* Begin Task input *

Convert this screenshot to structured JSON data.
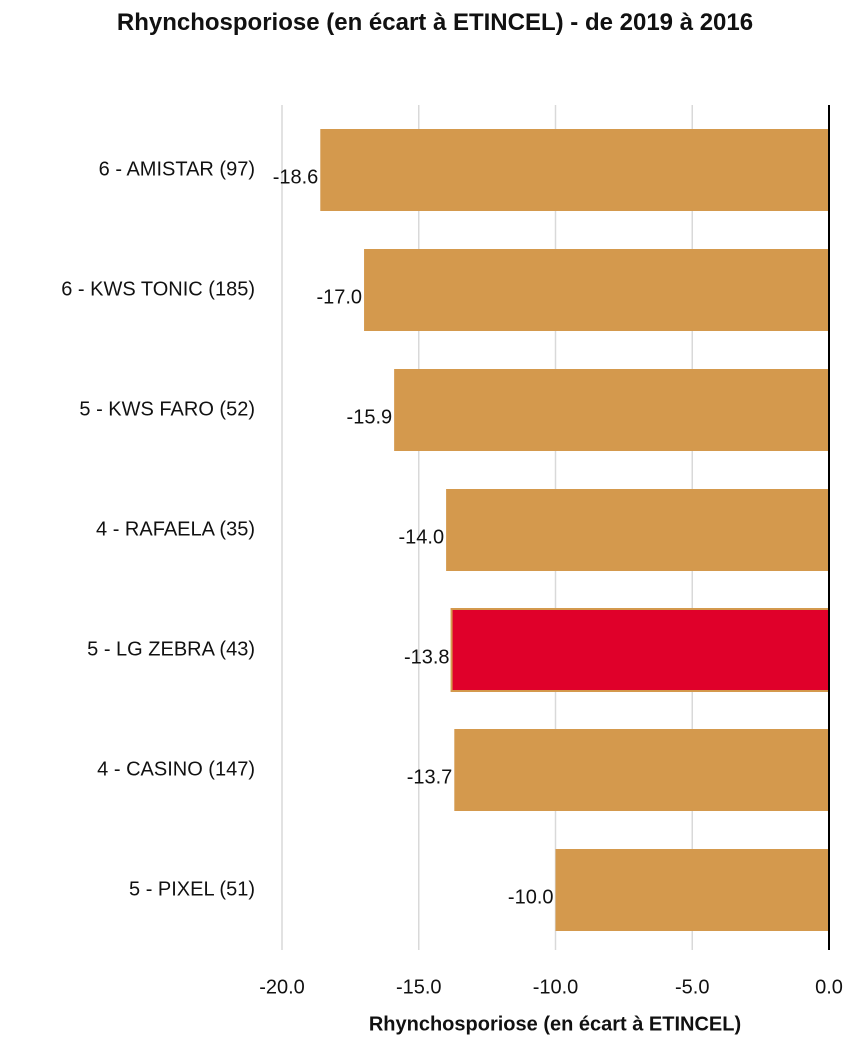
{
  "chart_data": {
    "type": "barh",
    "title": "Rhynchosporiose  (en écart à ETINCEL) - de 2019 à 2016",
    "xlabel": "Rhynchosporiose (en écart à ETINCEL)",
    "categories": [
      "6 - AMISTAR (97)",
      "6 - KWS TONIC (185)",
      "5 - KWS FARO (52)",
      "4 - RAFAELA (35)",
      "5 - LG ZEBRA (43)",
      "4 - CASINO (147)",
      "5 - PIXEL (51)"
    ],
    "values": [
      -18.6,
      -17.0,
      -15.9,
      -14.0,
      -13.8,
      -13.7,
      -10.0
    ],
    "value_labels": [
      "-18.6",
      "-17.0",
      "-15.9",
      "-14.0",
      "-13.8",
      "-13.7",
      "-10.0"
    ],
    "colors": [
      "#d4994d",
      "#d4994d",
      "#d4994d",
      "#d4994d",
      "#e0002a",
      "#d4994d",
      "#d4994d"
    ],
    "xlim": [
      -20,
      0
    ],
    "xticks": [
      {
        "value": -20,
        "label": "-20.0"
      },
      {
        "value": -15,
        "label": "-15.0"
      },
      {
        "value": -10,
        "label": "-10.0"
      },
      {
        "value": -5,
        "label": "-5.0"
      },
      {
        "value": 0,
        "label": "0.0"
      }
    ],
    "grid": true
  }
}
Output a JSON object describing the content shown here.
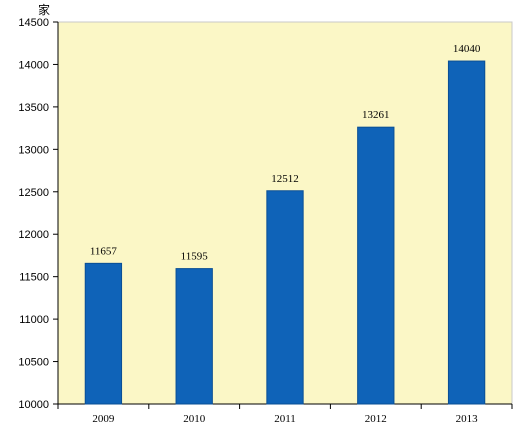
{
  "chart_data": {
    "type": "bar",
    "title": "",
    "xlabel": "",
    "ylabel": "家",
    "categories": [
      "2009",
      "2010",
      "2011",
      "2012",
      "2013"
    ],
    "values": [
      11657,
      11595,
      12512,
      13261,
      14040
    ],
    "data_labels": [
      "11657",
      "11595",
      "12512",
      "13261",
      "14040"
    ],
    "ylim": [
      10000,
      14500
    ],
    "yticks": [
      "10000",
      "10500",
      "11000",
      "11500",
      "12000",
      "12500",
      "13000",
      "13500",
      "14000",
      "14500"
    ],
    "grid": false,
    "legend": "none",
    "colors": {
      "bar": "#0f63b8",
      "bar_edge": "#0a4f95",
      "plot_background": "#fbf7c6",
      "axis": "#000000"
    }
  }
}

* End Task input *

Work instructions >> Leave the pictures out. Extract exactly the lines running from the one with "Output a JSON" through the last entry, both ends included.

Response for this exercise >>
Output a JSON object describing the content shown here.
{
  "chart_data": {
    "type": "bar",
    "title": "",
    "xlabel": "",
    "ylabel": "家",
    "categories": [
      "2009",
      "2010",
      "2011",
      "2012",
      "2013"
    ],
    "values": [
      11657,
      11595,
      12512,
      13261,
      14040
    ],
    "data_labels": [
      "11657",
      "11595",
      "12512",
      "13261",
      "14040"
    ],
    "ylim": [
      10000,
      14500
    ],
    "yticks": [
      "10000",
      "10500",
      "11000",
      "11500",
      "12000",
      "12500",
      "13000",
      "13500",
      "14000",
      "14500"
    ],
    "grid": false,
    "legend": "none",
    "colors": {
      "bar": "#0f63b8",
      "bar_edge": "#0a4f95",
      "plot_background": "#fbf7c6",
      "axis": "#000000"
    }
  }
}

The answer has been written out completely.